_Problem to work on:_
Among the lines below, count those with "美湾大豆". Give the total alone.

— Start Provided material —

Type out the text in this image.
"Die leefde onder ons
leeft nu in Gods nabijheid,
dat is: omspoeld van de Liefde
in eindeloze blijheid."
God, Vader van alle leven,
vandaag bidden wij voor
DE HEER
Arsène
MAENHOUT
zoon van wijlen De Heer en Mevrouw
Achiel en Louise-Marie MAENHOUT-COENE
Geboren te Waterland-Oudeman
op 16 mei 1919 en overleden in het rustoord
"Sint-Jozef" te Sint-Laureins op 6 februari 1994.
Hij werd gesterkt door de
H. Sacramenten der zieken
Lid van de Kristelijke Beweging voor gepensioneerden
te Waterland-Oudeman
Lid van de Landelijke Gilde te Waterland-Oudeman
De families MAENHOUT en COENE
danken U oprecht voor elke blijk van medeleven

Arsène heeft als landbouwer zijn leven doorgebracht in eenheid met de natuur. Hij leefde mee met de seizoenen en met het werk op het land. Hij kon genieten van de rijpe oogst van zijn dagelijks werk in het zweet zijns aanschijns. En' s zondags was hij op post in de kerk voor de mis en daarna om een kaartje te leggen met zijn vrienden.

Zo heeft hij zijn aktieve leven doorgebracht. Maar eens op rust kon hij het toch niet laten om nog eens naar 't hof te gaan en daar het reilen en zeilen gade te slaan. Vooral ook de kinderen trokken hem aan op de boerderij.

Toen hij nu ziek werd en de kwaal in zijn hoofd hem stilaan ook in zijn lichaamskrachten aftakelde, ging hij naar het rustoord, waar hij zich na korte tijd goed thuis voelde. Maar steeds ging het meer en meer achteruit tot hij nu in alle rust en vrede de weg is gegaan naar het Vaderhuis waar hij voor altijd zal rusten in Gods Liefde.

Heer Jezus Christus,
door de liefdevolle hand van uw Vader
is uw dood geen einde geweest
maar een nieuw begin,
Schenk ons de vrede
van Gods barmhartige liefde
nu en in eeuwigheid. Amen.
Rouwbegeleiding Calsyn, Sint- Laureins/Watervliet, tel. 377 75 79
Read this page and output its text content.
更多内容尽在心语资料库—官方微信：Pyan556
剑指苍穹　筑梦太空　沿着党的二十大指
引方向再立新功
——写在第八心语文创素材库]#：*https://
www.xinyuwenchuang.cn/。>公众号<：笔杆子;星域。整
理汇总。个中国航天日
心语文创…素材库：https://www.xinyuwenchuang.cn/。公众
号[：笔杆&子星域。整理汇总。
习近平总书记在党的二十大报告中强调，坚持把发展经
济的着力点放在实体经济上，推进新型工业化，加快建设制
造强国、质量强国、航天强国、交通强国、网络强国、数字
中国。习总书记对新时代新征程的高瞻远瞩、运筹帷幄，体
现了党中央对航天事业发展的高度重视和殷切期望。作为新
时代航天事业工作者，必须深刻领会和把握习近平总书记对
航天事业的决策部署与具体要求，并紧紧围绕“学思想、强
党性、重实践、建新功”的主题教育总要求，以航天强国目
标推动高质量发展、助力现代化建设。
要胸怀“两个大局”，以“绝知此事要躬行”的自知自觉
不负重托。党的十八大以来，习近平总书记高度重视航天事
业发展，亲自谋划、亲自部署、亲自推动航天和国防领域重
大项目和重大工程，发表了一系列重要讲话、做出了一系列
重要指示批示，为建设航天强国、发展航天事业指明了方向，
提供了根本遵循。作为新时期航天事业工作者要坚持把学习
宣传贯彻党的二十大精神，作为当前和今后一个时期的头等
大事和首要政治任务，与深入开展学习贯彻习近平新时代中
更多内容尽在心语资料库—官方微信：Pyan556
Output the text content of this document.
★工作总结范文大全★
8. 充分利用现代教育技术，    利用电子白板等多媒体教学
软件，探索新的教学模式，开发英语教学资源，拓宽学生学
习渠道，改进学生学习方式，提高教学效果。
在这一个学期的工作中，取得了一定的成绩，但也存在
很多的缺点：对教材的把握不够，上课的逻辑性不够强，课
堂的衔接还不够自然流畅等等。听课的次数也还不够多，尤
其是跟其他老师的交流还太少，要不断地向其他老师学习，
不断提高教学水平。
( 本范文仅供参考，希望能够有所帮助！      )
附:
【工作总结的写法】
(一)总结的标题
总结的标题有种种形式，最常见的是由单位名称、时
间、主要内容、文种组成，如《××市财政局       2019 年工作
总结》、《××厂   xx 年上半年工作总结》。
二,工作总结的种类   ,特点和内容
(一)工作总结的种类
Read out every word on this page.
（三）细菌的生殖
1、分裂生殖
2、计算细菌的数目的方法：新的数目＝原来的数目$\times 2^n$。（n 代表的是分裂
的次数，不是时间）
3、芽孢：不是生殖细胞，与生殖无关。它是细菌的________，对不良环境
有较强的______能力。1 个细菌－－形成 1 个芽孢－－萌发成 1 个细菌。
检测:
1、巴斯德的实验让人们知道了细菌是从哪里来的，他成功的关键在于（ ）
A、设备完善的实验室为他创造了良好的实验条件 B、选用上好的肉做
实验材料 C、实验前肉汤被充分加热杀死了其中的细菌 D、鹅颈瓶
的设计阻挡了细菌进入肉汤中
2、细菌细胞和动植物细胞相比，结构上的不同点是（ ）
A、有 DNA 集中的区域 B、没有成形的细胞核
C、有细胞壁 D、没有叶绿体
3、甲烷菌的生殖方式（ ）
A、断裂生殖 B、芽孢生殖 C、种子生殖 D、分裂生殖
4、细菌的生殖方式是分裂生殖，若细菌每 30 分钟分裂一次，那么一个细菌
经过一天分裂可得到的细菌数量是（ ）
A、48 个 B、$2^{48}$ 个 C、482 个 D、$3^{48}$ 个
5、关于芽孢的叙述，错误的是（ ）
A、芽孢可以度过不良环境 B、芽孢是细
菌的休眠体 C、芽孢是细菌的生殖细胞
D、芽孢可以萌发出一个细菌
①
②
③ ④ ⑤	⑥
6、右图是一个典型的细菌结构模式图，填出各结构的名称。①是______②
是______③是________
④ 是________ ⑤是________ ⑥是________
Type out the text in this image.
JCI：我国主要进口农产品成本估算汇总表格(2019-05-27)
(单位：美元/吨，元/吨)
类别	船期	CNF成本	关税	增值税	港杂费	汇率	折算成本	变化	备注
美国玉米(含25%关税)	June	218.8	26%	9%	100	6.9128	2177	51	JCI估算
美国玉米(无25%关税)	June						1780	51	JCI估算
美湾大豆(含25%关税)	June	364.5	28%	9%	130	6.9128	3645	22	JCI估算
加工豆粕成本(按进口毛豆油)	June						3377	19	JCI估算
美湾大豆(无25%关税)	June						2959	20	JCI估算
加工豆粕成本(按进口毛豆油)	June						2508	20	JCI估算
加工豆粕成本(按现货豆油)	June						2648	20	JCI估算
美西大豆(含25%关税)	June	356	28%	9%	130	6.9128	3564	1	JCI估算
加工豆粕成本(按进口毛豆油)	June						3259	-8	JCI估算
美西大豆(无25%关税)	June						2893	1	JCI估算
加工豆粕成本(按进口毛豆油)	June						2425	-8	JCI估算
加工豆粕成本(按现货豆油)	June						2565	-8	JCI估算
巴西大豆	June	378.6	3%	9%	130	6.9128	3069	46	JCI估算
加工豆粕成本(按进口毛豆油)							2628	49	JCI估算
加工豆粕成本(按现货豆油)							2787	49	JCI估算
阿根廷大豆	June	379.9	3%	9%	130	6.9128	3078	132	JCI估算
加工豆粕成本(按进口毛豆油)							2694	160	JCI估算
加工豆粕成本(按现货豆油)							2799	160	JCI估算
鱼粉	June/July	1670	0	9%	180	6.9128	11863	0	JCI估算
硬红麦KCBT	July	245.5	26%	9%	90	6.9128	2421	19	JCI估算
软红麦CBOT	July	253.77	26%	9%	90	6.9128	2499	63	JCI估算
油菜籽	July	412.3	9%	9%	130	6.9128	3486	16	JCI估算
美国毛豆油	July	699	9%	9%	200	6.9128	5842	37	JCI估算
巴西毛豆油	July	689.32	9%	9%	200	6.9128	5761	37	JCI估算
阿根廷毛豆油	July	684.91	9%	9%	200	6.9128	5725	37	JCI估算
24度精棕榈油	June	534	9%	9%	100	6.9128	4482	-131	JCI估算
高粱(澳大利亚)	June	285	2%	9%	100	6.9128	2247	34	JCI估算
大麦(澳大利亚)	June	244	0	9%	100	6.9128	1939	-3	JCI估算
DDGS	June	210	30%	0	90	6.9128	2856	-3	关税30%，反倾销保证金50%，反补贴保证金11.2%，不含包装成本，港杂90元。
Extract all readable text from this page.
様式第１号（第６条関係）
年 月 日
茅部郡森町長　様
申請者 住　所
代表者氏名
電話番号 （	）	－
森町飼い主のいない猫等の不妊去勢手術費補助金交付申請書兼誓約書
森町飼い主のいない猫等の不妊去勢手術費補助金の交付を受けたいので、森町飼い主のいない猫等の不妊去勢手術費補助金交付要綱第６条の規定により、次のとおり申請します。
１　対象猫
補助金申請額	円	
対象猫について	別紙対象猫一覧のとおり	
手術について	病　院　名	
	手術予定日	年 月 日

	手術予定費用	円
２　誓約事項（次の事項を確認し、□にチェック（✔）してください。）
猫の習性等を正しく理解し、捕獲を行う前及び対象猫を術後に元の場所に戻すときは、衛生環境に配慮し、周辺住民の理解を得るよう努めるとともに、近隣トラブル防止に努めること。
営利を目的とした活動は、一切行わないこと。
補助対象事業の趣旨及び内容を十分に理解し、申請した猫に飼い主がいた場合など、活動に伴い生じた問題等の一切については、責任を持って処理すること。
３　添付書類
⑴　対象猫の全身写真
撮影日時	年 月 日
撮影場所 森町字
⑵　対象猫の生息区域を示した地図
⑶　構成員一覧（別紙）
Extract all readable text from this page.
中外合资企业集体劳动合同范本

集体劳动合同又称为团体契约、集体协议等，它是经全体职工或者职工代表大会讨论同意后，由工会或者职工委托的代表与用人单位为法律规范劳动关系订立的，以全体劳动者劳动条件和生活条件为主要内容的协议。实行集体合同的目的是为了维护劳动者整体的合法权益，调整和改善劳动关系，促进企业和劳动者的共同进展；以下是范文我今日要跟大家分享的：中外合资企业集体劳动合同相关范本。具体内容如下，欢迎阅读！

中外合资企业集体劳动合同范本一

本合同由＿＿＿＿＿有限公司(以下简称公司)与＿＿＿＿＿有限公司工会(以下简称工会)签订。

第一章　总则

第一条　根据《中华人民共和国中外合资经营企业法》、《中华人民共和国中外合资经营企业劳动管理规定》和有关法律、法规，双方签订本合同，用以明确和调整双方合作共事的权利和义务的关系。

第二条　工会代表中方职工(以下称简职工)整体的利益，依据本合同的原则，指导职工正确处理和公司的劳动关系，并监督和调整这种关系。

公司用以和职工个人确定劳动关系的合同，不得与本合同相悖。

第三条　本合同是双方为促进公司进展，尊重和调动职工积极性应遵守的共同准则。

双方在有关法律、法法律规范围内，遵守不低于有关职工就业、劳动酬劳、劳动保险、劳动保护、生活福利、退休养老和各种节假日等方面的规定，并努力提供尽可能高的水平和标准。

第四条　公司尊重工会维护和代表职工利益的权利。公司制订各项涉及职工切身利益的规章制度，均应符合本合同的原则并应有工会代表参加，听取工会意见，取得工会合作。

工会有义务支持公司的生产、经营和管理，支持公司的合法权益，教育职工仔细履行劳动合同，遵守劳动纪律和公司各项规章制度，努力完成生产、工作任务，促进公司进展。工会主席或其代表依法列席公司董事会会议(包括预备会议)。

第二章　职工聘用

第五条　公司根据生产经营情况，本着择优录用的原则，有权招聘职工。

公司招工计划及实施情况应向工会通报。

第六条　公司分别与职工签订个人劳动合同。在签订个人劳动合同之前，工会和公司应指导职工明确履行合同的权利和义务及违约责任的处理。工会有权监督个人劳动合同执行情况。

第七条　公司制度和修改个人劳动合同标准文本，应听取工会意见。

— End Provided material —

_Answer to the problem:_
2